Brief » In your copy, include every line of the listing below exactly but none of the pictures.

Extracted data entries:
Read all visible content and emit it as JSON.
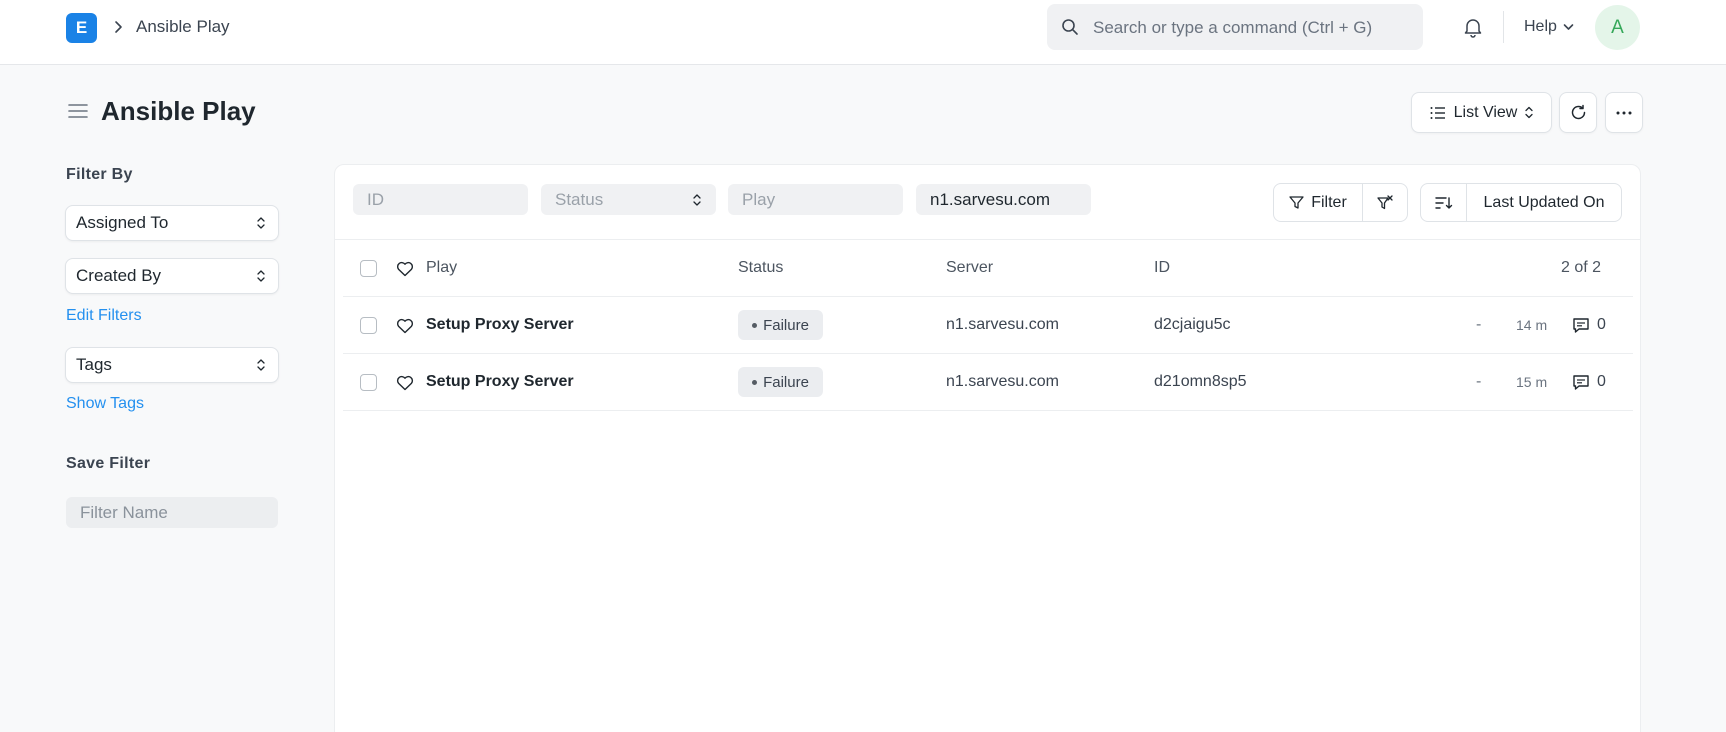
{
  "navbar": {
    "logo_letter": "E",
    "breadcrumb": "Ansible Play",
    "search_placeholder": "Search or type a command (Ctrl + G)",
    "help_label": "Help",
    "avatar_initial": "A"
  },
  "page": {
    "title": "Ansible Play",
    "list_view_label": "List View"
  },
  "sidebar": {
    "filter_by_heading": "Filter By",
    "assigned_to": "Assigned To",
    "created_by": "Created By",
    "edit_filters": "Edit Filters",
    "tags": "Tags",
    "show_tags": "Show Tags",
    "save_filter_heading": "Save Filter",
    "filter_name_placeholder": "Filter Name"
  },
  "filters": {
    "id_placeholder": "ID",
    "status_placeholder": "Status",
    "play_placeholder": "Play",
    "server_value": "n1.sarvesu.com",
    "filter_label": "Filter",
    "sort_label": "Last Updated On"
  },
  "list": {
    "columns": {
      "play": "Play",
      "status": "Status",
      "server": "Server",
      "id": "ID"
    },
    "count": "2 of 2",
    "rows": [
      {
        "play": "Setup Proxy Server",
        "status": "Failure",
        "server": "n1.sarvesu.com",
        "id": "d2cjaigu5c",
        "dash": "-",
        "ago": "14 m",
        "comments": "0"
      },
      {
        "play": "Setup Proxy Server",
        "status": "Failure",
        "server": "n1.sarvesu.com",
        "id": "d21omn8sp5",
        "dash": "-",
        "ago": "15 m",
        "comments": "0"
      }
    ]
  },
  "colors": {
    "brand": "#1a82e6",
    "link": "#2490ef",
    "avatar_bg": "#e4f5e9",
    "avatar_fg": "#36a85a",
    "badge_bg": "#ebedf0"
  },
  "icons": [
    "chevron-right-icon",
    "search-icon",
    "bell-icon",
    "chevron-down-icon",
    "menu-icon",
    "list-icon",
    "sort-updown-icon",
    "refresh-icon",
    "more-icon",
    "filter-icon",
    "filter-clear-icon",
    "sort-direction-icon",
    "heart-icon",
    "comment-icon"
  ]
}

Answer to this task »
Read all visible content and emit it as JSON.
{
  "navbar": {
    "logo_letter": "E",
    "breadcrumb": "Ansible Play",
    "search_placeholder": "Search or type a command (Ctrl + G)",
    "help_label": "Help",
    "avatar_initial": "A"
  },
  "page": {
    "title": "Ansible Play",
    "list_view_label": "List View"
  },
  "sidebar": {
    "filter_by_heading": "Filter By",
    "assigned_to": "Assigned To",
    "created_by": "Created By",
    "edit_filters": "Edit Filters",
    "tags": "Tags",
    "show_tags": "Show Tags",
    "save_filter_heading": "Save Filter",
    "filter_name_placeholder": "Filter Name"
  },
  "filters": {
    "id_placeholder": "ID",
    "status_placeholder": "Status",
    "play_placeholder": "Play",
    "server_value": "n1.sarvesu.com",
    "filter_label": "Filter",
    "sort_label": "Last Updated On"
  },
  "list": {
    "columns": {
      "play": "Play",
      "status": "Status",
      "server": "Server",
      "id": "ID"
    },
    "count": "2 of 2",
    "rows": [
      {
        "play": "Setup Proxy Server",
        "status": "Failure",
        "server": "n1.sarvesu.com",
        "id": "d2cjaigu5c",
        "dash": "-",
        "ago": "14 m",
        "comments": "0"
      },
      {
        "play": "Setup Proxy Server",
        "status": "Failure",
        "server": "n1.sarvesu.com",
        "id": "d21omn8sp5",
        "dash": "-",
        "ago": "15 m",
        "comments": "0"
      }
    ]
  },
  "colors": {
    "brand": "#1a82e6",
    "link": "#2490ef",
    "avatar_bg": "#e4f5e9",
    "avatar_fg": "#36a85a",
    "badge_bg": "#ebedf0"
  },
  "icons": [
    "chevron-right-icon",
    "search-icon",
    "bell-icon",
    "chevron-down-icon",
    "menu-icon",
    "list-icon",
    "sort-updown-icon",
    "refresh-icon",
    "more-icon",
    "filter-icon",
    "filter-clear-icon",
    "sort-direction-icon",
    "heart-icon",
    "comment-icon"
  ]
}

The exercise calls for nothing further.